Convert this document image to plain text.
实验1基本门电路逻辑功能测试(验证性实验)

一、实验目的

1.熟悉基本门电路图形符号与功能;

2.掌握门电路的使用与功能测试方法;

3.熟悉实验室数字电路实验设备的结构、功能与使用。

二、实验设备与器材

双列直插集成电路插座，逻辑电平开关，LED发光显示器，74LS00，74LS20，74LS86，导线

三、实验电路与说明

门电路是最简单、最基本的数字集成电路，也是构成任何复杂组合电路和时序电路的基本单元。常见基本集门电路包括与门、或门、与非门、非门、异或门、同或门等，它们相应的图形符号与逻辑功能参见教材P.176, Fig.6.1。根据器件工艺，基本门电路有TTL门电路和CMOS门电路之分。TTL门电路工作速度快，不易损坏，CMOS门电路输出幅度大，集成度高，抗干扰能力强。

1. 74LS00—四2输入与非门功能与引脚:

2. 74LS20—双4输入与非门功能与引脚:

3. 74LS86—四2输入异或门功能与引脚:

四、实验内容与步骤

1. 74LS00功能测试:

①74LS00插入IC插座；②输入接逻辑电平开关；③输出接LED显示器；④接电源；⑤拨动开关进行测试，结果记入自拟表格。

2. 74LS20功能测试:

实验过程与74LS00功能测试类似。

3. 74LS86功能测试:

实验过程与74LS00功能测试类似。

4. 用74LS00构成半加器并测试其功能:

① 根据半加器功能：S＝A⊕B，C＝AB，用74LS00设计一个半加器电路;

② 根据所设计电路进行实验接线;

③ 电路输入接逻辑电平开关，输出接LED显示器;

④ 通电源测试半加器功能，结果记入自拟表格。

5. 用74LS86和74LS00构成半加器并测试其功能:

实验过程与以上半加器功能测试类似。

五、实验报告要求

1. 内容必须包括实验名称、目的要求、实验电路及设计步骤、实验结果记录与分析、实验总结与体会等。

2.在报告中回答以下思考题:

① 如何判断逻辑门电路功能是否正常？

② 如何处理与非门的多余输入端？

^^^^^^^^

Lines of the material that contain the word "结果记入自拟表格" are to be gathered.

◆ **Written solution**
①74LS00插入IC插座；②输入接逻辑电平开关；③输出接LED显示器；④接电源；⑤拨动开关进行测试，结果记入自拟表格。
④ 通电源测试半加器功能，结果记入自拟表格。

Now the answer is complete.